[Entries from a dataset]

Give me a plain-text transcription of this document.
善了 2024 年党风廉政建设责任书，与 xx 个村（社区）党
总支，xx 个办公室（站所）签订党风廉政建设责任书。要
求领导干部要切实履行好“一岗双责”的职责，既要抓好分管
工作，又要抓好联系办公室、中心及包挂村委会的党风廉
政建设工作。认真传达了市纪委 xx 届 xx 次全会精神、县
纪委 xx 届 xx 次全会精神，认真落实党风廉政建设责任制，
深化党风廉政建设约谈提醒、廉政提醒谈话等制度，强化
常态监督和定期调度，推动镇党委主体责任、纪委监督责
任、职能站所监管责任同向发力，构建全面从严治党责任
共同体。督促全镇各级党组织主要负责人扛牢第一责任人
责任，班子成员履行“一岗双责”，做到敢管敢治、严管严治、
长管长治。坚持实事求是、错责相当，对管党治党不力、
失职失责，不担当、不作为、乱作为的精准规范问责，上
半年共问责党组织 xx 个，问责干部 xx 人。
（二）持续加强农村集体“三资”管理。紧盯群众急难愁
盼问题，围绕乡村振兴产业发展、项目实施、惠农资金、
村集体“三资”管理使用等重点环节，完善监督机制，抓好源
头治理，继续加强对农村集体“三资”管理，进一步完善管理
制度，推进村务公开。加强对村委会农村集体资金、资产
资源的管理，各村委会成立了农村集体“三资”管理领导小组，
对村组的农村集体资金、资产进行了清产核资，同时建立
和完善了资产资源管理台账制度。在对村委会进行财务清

= WHAT NEEDS TO BE DONE =
Exactly reproduce all of the entries.

= ANSWER TO THE EXERCISE =
Give me a plain-text transcription of this document.
善了 2024 年党风廉政建设责任书，与 xx 个村（社区）党
总支，xx 个办公室（站所）签订党风廉政建设责任书。要
求领导干部要切实履行好“一岗双责”的职责，既要抓好分管
工作，又要抓好联系办公室、中心及包挂村委会的党风廉
政建设工作。认真传达了市纪委 xx 届 xx 次全会精神、县
纪委 xx 届 xx 次全会精神，认真落实党风廉政建设责任制，
深化党风廉政建设约谈提醒、廉政提醒谈话等制度，强化
常态监督和定期调度，推动镇党委主体责任、纪委监督责
任、职能站所监管责任同向发力，构建全面从严治党责任
共同体。督促全镇各级党组织主要负责人扛牢第一责任人
责任，班子成员履行“一岗双责”，做到敢管敢治、严管严治、
长管长治。坚持实事求是、错责相当，对管党治党不力、
失职失责，不担当、不作为、乱作为的精准规范问责，上
半年共问责党组织 xx 个，问责干部 xx 人。
（二）持续加强农村集体“三资”管理。紧盯群众急难愁
盼问题，围绕乡村振兴产业发展、项目实施、惠农资金、
村集体“三资”管理使用等重点环节，完善监督机制，抓好源
头治理，继续加强对农村集体“三资”管理，进一步完善管理
制度，推进村务公开。加强对村委会农村集体资金、资产
资源的管理，各村委会成立了农村集体“三资”管理领导小组，
对村组的农村集体资金、资产进行了清产核资，同时建立
和完善了资产资源管理台账制度。在对村委会进行财务清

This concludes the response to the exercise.